§ Description of the task: Return the number of lines holding "bottom", with nothing added.

§ Data:
================
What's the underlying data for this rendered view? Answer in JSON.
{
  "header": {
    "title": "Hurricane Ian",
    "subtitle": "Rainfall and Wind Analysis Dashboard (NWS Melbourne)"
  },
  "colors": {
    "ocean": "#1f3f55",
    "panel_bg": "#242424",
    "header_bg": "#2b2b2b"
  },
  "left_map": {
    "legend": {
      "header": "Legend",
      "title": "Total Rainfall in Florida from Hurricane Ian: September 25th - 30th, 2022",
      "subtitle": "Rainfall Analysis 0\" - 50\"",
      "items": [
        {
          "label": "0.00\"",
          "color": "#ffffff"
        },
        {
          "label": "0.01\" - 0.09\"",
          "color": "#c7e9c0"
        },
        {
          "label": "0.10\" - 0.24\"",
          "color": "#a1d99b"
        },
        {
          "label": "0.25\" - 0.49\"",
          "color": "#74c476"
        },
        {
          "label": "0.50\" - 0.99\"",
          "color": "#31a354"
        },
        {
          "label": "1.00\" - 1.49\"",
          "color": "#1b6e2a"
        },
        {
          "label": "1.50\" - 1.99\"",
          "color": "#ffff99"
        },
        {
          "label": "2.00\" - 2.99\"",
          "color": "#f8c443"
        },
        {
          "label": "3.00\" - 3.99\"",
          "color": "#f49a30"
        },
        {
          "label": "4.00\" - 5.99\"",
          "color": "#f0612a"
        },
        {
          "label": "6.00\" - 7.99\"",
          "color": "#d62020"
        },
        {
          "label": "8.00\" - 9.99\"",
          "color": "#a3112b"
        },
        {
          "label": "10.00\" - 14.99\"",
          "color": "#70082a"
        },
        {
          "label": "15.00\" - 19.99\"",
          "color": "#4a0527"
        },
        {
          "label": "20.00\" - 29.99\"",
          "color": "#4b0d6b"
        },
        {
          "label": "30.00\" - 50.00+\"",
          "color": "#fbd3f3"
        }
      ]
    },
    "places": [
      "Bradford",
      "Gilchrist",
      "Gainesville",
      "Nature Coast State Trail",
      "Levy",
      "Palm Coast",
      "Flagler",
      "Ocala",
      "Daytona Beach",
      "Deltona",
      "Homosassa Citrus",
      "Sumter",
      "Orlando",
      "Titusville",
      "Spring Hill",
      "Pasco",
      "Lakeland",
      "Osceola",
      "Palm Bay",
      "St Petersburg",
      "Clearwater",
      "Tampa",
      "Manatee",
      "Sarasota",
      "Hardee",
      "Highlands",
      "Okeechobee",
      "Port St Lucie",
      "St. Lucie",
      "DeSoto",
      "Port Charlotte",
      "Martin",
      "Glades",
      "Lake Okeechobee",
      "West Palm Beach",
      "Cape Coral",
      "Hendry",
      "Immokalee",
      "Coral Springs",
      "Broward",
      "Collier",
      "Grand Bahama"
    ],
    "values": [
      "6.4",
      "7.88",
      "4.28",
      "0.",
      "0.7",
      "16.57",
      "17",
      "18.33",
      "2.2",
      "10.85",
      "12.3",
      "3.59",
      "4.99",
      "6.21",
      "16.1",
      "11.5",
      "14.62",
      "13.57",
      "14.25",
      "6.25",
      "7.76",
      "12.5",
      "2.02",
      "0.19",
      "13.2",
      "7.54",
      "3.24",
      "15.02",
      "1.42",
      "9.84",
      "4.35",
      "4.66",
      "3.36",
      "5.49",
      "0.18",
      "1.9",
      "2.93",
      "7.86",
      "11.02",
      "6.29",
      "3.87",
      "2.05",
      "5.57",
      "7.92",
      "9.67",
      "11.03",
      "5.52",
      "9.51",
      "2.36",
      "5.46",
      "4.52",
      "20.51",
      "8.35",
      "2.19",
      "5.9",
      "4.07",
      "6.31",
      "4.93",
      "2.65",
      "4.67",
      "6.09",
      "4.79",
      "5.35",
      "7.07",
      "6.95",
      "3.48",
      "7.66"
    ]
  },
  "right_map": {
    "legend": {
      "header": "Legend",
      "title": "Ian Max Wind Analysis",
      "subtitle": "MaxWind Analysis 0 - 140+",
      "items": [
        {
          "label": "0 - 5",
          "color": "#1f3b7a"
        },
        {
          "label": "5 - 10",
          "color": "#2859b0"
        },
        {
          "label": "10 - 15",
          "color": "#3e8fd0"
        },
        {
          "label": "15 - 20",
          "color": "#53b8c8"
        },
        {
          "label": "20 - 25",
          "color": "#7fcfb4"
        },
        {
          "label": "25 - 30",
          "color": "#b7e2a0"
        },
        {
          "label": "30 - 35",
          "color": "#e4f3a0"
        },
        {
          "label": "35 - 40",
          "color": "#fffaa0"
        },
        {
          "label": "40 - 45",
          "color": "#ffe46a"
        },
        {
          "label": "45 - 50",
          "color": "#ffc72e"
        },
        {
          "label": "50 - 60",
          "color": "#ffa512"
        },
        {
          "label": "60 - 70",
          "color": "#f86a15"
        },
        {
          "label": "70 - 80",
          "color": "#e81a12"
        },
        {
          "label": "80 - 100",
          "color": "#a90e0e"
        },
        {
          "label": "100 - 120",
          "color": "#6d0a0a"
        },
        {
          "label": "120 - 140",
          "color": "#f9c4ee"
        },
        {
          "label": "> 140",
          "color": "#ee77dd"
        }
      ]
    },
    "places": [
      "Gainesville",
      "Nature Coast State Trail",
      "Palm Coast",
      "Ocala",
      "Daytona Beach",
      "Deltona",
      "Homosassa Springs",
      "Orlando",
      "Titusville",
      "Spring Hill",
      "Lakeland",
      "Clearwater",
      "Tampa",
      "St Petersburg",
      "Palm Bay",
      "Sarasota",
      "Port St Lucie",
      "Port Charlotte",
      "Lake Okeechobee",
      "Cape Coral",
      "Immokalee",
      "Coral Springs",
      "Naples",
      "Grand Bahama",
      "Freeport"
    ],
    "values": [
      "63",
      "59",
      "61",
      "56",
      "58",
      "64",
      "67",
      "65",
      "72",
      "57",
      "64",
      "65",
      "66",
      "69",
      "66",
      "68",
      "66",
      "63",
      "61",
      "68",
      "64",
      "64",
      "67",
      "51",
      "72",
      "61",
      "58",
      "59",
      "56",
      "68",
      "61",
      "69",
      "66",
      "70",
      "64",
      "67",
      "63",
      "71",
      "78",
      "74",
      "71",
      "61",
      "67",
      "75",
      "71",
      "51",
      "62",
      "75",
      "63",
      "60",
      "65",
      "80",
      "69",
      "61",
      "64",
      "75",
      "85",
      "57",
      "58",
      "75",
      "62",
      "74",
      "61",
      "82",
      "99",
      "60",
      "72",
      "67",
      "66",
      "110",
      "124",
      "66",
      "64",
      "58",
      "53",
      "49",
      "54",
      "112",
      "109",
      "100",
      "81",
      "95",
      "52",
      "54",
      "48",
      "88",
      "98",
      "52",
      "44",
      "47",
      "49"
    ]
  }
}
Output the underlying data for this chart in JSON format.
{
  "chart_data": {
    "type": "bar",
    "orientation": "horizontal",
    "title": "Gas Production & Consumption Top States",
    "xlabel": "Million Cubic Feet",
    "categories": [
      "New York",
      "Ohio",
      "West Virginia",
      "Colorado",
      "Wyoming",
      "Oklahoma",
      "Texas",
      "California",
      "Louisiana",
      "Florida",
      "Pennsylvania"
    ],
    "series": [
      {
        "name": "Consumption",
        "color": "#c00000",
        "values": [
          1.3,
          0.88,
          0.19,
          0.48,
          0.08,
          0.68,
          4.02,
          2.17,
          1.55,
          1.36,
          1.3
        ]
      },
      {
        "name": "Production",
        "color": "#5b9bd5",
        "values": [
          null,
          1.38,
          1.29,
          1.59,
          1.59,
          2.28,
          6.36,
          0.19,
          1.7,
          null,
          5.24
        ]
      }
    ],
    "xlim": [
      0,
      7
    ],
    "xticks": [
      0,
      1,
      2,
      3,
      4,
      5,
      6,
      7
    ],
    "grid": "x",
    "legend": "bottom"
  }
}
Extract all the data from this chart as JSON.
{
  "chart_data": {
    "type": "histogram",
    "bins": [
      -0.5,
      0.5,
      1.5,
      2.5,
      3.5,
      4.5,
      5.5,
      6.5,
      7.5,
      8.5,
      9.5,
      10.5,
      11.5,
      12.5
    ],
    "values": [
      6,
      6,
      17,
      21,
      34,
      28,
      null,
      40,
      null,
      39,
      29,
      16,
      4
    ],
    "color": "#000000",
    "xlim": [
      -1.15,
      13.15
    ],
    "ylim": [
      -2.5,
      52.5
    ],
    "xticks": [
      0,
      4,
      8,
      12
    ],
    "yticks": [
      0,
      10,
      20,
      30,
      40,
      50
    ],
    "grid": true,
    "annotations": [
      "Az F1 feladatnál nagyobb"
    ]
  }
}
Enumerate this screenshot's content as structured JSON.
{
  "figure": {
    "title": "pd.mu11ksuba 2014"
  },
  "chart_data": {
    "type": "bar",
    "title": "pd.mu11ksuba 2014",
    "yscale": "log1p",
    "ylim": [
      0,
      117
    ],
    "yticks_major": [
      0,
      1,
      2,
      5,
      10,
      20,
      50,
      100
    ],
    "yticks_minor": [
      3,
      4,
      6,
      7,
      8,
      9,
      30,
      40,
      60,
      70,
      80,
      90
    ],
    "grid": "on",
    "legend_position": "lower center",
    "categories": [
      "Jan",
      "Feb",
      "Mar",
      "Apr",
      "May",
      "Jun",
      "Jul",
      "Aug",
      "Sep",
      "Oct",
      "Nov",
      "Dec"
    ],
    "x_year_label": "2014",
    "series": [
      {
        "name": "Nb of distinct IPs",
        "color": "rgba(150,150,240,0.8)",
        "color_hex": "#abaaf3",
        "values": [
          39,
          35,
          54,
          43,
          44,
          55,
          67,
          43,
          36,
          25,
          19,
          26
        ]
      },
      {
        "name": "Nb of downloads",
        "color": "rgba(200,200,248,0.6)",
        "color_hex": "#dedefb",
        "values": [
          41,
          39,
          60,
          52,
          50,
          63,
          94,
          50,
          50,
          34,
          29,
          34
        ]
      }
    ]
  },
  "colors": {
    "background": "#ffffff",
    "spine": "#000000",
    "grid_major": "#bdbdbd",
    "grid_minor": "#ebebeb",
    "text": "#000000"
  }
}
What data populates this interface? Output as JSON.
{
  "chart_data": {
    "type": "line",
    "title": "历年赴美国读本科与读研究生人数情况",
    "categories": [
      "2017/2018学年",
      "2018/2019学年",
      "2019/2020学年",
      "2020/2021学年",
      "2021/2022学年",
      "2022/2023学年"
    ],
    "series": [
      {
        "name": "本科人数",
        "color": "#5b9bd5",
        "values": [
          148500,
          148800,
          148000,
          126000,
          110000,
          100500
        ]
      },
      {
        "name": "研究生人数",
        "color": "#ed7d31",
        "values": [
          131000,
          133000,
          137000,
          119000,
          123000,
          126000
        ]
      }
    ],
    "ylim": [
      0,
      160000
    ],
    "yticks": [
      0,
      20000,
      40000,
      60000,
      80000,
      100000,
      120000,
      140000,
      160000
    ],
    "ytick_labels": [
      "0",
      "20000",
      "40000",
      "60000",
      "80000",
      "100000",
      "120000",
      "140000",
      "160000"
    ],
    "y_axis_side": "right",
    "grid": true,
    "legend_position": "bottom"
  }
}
================
§ Output for this exercise: 2